** Task goal **
Only the pictures stay out; every record is to be quoted exactly.

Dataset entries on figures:
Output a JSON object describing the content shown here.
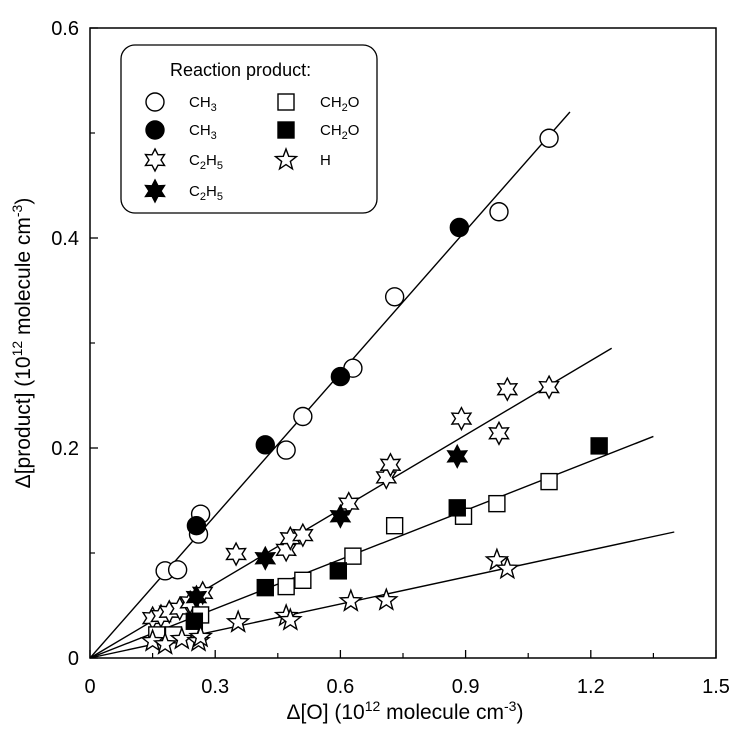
{
  "chart_data": {
    "type": "scatter",
    "xlabel": {
      "main": "Δ[O] (10",
      "sup": "12",
      "rest": " molecule cm",
      "sup2": "-3",
      "end": ")"
    },
    "ylabel": {
      "main": "Δ[product] (10",
      "sup": "12",
      "rest": " molecule cm",
      "sup2": "-3",
      "end": ")"
    },
    "xlim": [
      0,
      1.5
    ],
    "ylim": [
      0,
      0.6
    ],
    "x_ticks": [
      0,
      0.3,
      0.6,
      0.9,
      1.2,
      1.5
    ],
    "x_tick_labels": [
      "0",
      "0.3",
      "0.6",
      "0.9",
      "1.2",
      "1.5"
    ],
    "y_ticks": [
      0,
      0.2,
      0.4,
      0.6
    ],
    "y_tick_labels": [
      "0",
      "0.2",
      "0.4",
      "0.6"
    ],
    "legend": {
      "title": "Reaction product:",
      "placement": "top-left",
      "entries": [
        {
          "marker": "circle-open",
          "base": "CH",
          "sub1": "3",
          "mid": "",
          "sub2": "",
          "tail": ""
        },
        {
          "marker": "circle-filled",
          "base": "CH",
          "sub1": "3",
          "mid": "",
          "sub2": "",
          "tail": ""
        },
        {
          "marker": "star6-open",
          "base": "C",
          "sub1": "2",
          "mid": "H",
          "sub2": "5",
          "tail": ""
        },
        {
          "marker": "star6-filled",
          "base": "C",
          "sub1": "2",
          "mid": "H",
          "sub2": "5",
          "tail": ""
        },
        {
          "marker": "square-open",
          "base": "CH",
          "sub1": "2",
          "mid": "O",
          "sub2": "",
          "tail": ""
        },
        {
          "marker": "square-filled",
          "base": "CH",
          "sub1": "2",
          "mid": "O",
          "sub2": "",
          "tail": ""
        },
        {
          "marker": "star5-open",
          "base": "H",
          "sub1": "",
          "mid": "",
          "sub2": "",
          "tail": ""
        }
      ]
    },
    "fit_lines": [
      {
        "x": [
          0,
          1.15
        ],
        "y": [
          0,
          0.52
        ]
      },
      {
        "x": [
          0,
          1.25
        ],
        "y": [
          0,
          0.295
        ]
      },
      {
        "x": [
          0,
          1.35
        ],
        "y": [
          0,
          0.211
        ]
      },
      {
        "x": [
          0,
          1.4
        ],
        "y": [
          0,
          0.12
        ]
      }
    ],
    "series": [
      {
        "marker": "circle-open",
        "points": [
          [
            0.18,
            0.083
          ],
          [
            0.21,
            0.084
          ],
          [
            0.26,
            0.118
          ],
          [
            0.265,
            0.137
          ],
          [
            0.47,
            0.198
          ],
          [
            0.51,
            0.23
          ],
          [
            0.63,
            0.276
          ],
          [
            0.73,
            0.344
          ],
          [
            0.98,
            0.425
          ],
          [
            1.1,
            0.495
          ]
        ]
      },
      {
        "marker": "circle-filled",
        "points": [
          [
            0.255,
            0.126
          ],
          [
            0.42,
            0.203
          ],
          [
            0.6,
            0.268
          ],
          [
            0.885,
            0.41
          ]
        ]
      },
      {
        "marker": "star6-open",
        "points": [
          [
            0.15,
            0.038
          ],
          [
            0.17,
            0.04
          ],
          [
            0.19,
            0.044
          ],
          [
            0.215,
            0.047
          ],
          [
            0.24,
            0.053
          ],
          [
            0.27,
            0.062
          ],
          [
            0.35,
            0.099
          ],
          [
            0.47,
            0.103
          ],
          [
            0.48,
            0.114
          ],
          [
            0.51,
            0.117
          ],
          [
            0.62,
            0.147
          ],
          [
            0.71,
            0.172
          ],
          [
            0.72,
            0.184
          ],
          [
            0.89,
            0.228
          ],
          [
            0.98,
            0.214
          ],
          [
            1.0,
            0.256
          ],
          [
            1.1,
            0.258
          ]
        ]
      },
      {
        "marker": "star6-filled",
        "points": [
          [
            0.255,
            0.058
          ],
          [
            0.42,
            0.095
          ],
          [
            0.6,
            0.135
          ],
          [
            0.88,
            0.192
          ]
        ]
      },
      {
        "marker": "square-open",
        "points": [
          [
            0.16,
            0.022
          ],
          [
            0.2,
            0.022
          ],
          [
            0.265,
            0.041
          ],
          [
            0.47,
            0.068
          ],
          [
            0.51,
            0.074
          ],
          [
            0.63,
            0.097
          ],
          [
            0.73,
            0.126
          ],
          [
            0.895,
            0.135
          ],
          [
            0.975,
            0.147
          ],
          [
            1.1,
            0.168
          ]
        ]
      },
      {
        "marker": "square-filled",
        "points": [
          [
            0.25,
            0.035
          ],
          [
            0.42,
            0.067
          ],
          [
            0.595,
            0.083
          ],
          [
            0.88,
            0.143
          ],
          [
            1.22,
            0.202
          ]
        ]
      },
      {
        "marker": "star5-open",
        "points": [
          [
            0.15,
            0.016
          ],
          [
            0.18,
            0.013
          ],
          [
            0.22,
            0.018
          ],
          [
            0.26,
            0.016
          ],
          [
            0.265,
            0.02
          ],
          [
            0.355,
            0.034
          ],
          [
            0.47,
            0.04
          ],
          [
            0.48,
            0.036
          ],
          [
            0.625,
            0.054
          ],
          [
            0.71,
            0.055
          ],
          [
            0.975,
            0.093
          ],
          [
            1.0,
            0.085
          ]
        ]
      }
    ]
  }
}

** Correct output **
Output a JSON object describing the content shown here.
{
  "chart_data": {
    "type": "scatter",
    "xlabel": {
      "main": "Δ[O] (10",
      "sup": "12",
      "rest": " molecule cm",
      "sup2": "-3",
      "end": ")"
    },
    "ylabel": {
      "main": "Δ[product] (10",
      "sup": "12",
      "rest": " molecule cm",
      "sup2": "-3",
      "end": ")"
    },
    "xlim": [
      0,
      1.5
    ],
    "ylim": [
      0,
      0.6
    ],
    "x_ticks": [
      0,
      0.3,
      0.6,
      0.9,
      1.2,
      1.5
    ],
    "x_tick_labels": [
      "0",
      "0.3",
      "0.6",
      "0.9",
      "1.2",
      "1.5"
    ],
    "y_ticks": [
      0,
      0.2,
      0.4,
      0.6
    ],
    "y_tick_labels": [
      "0",
      "0.2",
      "0.4",
      "0.6"
    ],
    "legend": {
      "title": "Reaction product:",
      "placement": "top-left",
      "entries": [
        {
          "marker": "circle-open",
          "base": "CH",
          "sub1": "3",
          "mid": "",
          "sub2": "",
          "tail": ""
        },
        {
          "marker": "circle-filled",
          "base": "CH",
          "sub1": "3",
          "mid": "",
          "sub2": "",
          "tail": ""
        },
        {
          "marker": "star6-open",
          "base": "C",
          "sub1": "2",
          "mid": "H",
          "sub2": "5",
          "tail": ""
        },
        {
          "marker": "star6-filled",
          "base": "C",
          "sub1": "2",
          "mid": "H",
          "sub2": "5",
          "tail": ""
        },
        {
          "marker": "square-open",
          "base": "CH",
          "sub1": "2",
          "mid": "O",
          "sub2": "",
          "tail": ""
        },
        {
          "marker": "square-filled",
          "base": "CH",
          "sub1": "2",
          "mid": "O",
          "sub2": "",
          "tail": ""
        },
        {
          "marker": "star5-open",
          "base": "H",
          "sub1": "",
          "mid": "",
          "sub2": "",
          "tail": ""
        }
      ]
    },
    "fit_lines": [
      {
        "x": [
          0,
          1.15
        ],
        "y": [
          0,
          0.52
        ]
      },
      {
        "x": [
          0,
          1.25
        ],
        "y": [
          0,
          0.295
        ]
      },
      {
        "x": [
          0,
          1.35
        ],
        "y": [
          0,
          0.211
        ]
      },
      {
        "x": [
          0,
          1.4
        ],
        "y": [
          0,
          0.12
        ]
      }
    ],
    "series": [
      {
        "marker": "circle-open",
        "points": [
          [
            0.18,
            0.083
          ],
          [
            0.21,
            0.084
          ],
          [
            0.26,
            0.118
          ],
          [
            0.265,
            0.137
          ],
          [
            0.47,
            0.198
          ],
          [
            0.51,
            0.23
          ],
          [
            0.63,
            0.276
          ],
          [
            0.73,
            0.344
          ],
          [
            0.98,
            0.425
          ],
          [
            1.1,
            0.495
          ]
        ]
      },
      {
        "marker": "circle-filled",
        "points": [
          [
            0.255,
            0.126
          ],
          [
            0.42,
            0.203
          ],
          [
            0.6,
            0.268
          ],
          [
            0.885,
            0.41
          ]
        ]
      },
      {
        "marker": "star6-open",
        "points": [
          [
            0.15,
            0.038
          ],
          [
            0.17,
            0.04
          ],
          [
            0.19,
            0.044
          ],
          [
            0.215,
            0.047
          ],
          [
            0.24,
            0.053
          ],
          [
            0.27,
            0.062
          ],
          [
            0.35,
            0.099
          ],
          [
            0.47,
            0.103
          ],
          [
            0.48,
            0.114
          ],
          [
            0.51,
            0.117
          ],
          [
            0.62,
            0.147
          ],
          [
            0.71,
            0.172
          ],
          [
            0.72,
            0.184
          ],
          [
            0.89,
            0.228
          ],
          [
            0.98,
            0.214
          ],
          [
            1.0,
            0.256
          ],
          [
            1.1,
            0.258
          ]
        ]
      },
      {
        "marker": "star6-filled",
        "points": [
          [
            0.255,
            0.058
          ],
          [
            0.42,
            0.095
          ],
          [
            0.6,
            0.135
          ],
          [
            0.88,
            0.192
          ]
        ]
      },
      {
        "marker": "square-open",
        "points": [
          [
            0.16,
            0.022
          ],
          [
            0.2,
            0.022
          ],
          [
            0.265,
            0.041
          ],
          [
            0.47,
            0.068
          ],
          [
            0.51,
            0.074
          ],
          [
            0.63,
            0.097
          ],
          [
            0.73,
            0.126
          ],
          [
            0.895,
            0.135
          ],
          [
            0.975,
            0.147
          ],
          [
            1.1,
            0.168
          ]
        ]
      },
      {
        "marker": "square-filled",
        "points": [
          [
            0.25,
            0.035
          ],
          [
            0.42,
            0.067
          ],
          [
            0.595,
            0.083
          ],
          [
            0.88,
            0.143
          ],
          [
            1.22,
            0.202
          ]
        ]
      },
      {
        "marker": "star5-open",
        "points": [
          [
            0.15,
            0.016
          ],
          [
            0.18,
            0.013
          ],
          [
            0.22,
            0.018
          ],
          [
            0.26,
            0.016
          ],
          [
            0.265,
            0.02
          ],
          [
            0.355,
            0.034
          ],
          [
            0.47,
            0.04
          ],
          [
            0.48,
            0.036
          ],
          [
            0.625,
            0.054
          ],
          [
            0.71,
            0.055
          ],
          [
            0.975,
            0.093
          ],
          [
            1.0,
            0.085
          ]
        ]
      }
    ]
  }
}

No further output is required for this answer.